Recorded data
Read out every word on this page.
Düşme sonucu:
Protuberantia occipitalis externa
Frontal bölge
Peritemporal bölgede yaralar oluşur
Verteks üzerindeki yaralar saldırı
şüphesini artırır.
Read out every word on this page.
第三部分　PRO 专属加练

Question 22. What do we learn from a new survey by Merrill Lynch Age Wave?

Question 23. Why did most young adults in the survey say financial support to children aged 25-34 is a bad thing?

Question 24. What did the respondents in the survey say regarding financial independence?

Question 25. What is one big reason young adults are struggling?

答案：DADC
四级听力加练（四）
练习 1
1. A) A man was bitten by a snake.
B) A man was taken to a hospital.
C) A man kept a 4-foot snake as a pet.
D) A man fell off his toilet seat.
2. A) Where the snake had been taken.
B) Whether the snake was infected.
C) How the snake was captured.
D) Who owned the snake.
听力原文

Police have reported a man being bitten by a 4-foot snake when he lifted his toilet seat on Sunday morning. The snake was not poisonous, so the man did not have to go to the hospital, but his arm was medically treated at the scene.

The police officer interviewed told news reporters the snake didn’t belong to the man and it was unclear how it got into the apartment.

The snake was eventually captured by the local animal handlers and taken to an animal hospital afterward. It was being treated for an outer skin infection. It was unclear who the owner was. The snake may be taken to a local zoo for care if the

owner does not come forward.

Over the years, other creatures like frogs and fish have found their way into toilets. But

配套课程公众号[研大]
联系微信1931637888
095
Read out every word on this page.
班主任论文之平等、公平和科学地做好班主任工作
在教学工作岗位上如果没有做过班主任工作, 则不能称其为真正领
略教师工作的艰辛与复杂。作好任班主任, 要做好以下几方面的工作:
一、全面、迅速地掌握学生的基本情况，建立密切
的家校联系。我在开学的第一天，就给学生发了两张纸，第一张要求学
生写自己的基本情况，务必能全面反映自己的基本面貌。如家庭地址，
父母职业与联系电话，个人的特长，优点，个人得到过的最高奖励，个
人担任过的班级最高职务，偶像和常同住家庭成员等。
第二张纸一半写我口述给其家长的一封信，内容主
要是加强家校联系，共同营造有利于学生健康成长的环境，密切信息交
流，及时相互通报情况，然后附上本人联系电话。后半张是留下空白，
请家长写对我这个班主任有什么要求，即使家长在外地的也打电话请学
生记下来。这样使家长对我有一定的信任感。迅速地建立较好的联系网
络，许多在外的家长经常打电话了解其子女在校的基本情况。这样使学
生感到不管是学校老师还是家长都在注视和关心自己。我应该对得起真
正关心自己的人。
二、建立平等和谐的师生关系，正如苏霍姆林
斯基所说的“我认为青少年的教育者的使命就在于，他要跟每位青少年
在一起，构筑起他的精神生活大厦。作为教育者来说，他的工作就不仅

▶ EXERCISE DESCRIPTION
Output all of the data again, exactly.

▶ COMPLETED TASK
Read out every word on this page.
Düşme sonucu:
Protuberantia occipitalis externa
Frontal bölge
Peritemporal bölgede yaralar oluşur
Verteks üzerindeki yaralar saldırı
şüphesini artırır.
Read out every word on this page.
第三部分　PRO 专属加练

Question 22. What do we learn from a new survey by Merrill Lynch Age Wave?

Question 23. Why did most young adults in the survey say financial support to children aged 25-34 is a bad thing?

Question 24. What did the respondents in the survey say regarding financial independence?

Question 25. What is one big reason young adults are struggling?

答案：DADC
四级听力加练（四）
练习 1
1. A) A man was bitten by a snake.
B) A man was taken to a hospital.
C) A man kept a 4-foot snake as a pet.
D) A man fell off his toilet seat.
2. A) Where the snake had been taken.
B) Whether the snake was infected.
C) How the snake was captured.
D) Who owned the snake.
听力原文

Police have reported a man being bitten by a 4-foot snake when he lifted his toilet seat on Sunday morning. The snake was not poisonous, so the man did not have to go to the hospital, but his arm was medically treated at the scene.

The police officer interviewed told news reporters the snake didn’t belong to the man and it was unclear how it got into the apartment.

The snake was eventually captured by the local animal handlers and taken to an animal hospital afterward. It was being treated for an outer skin infection. It was unclear who the owner was. The snake may be taken to a local zoo for care if the

owner does not come forward.

Over the years, other creatures like frogs and fish have found their way into toilets. But

配套课程公众号[研大]
联系微信1931637888
095
Read out every word on this page.
班主任论文之平等、公平和科学地做好班主任工作
在教学工作岗位上如果没有做过班主任工作, 则不能称其为真正领
略教师工作的艰辛与复杂。作好任班主任, 要做好以下几方面的工作:
一、全面、迅速地掌握学生的基本情况，建立密切
的家校联系。我在开学的第一天，就给学生发了两张纸，第一张要求学
生写自己的基本情况，务必能全面反映自己的基本面貌。如家庭地址，
父母职业与联系电话，个人的特长，优点，个人得到过的最高奖励，个
人担任过的班级最高职务，偶像和常同住家庭成员等。
第二张纸一半写我口述给其家长的一封信，内容主
要是加强家校联系，共同营造有利于学生健康成长的环境，密切信息交
流，及时相互通报情况，然后附上本人联系电话。后半张是留下空白，
请家长写对我这个班主任有什么要求，即使家长在外地的也打电话请学
生记下来。这样使家长对我有一定的信任感。迅速地建立较好的联系网
络，许多在外的家长经常打电话了解其子女在校的基本情况。这样使学
生感到不管是学校老师还是家长都在注视和关心自己。我应该对得起真
正关心自己的人。
二、建立平等和谐的师生关系，正如苏霍姆林
斯基所说的“我认为青少年的教育者的使命就在于，他要跟每位青少年
在一起，构筑起他的精神生活大厦。作为教育者来说，他的工作就不仅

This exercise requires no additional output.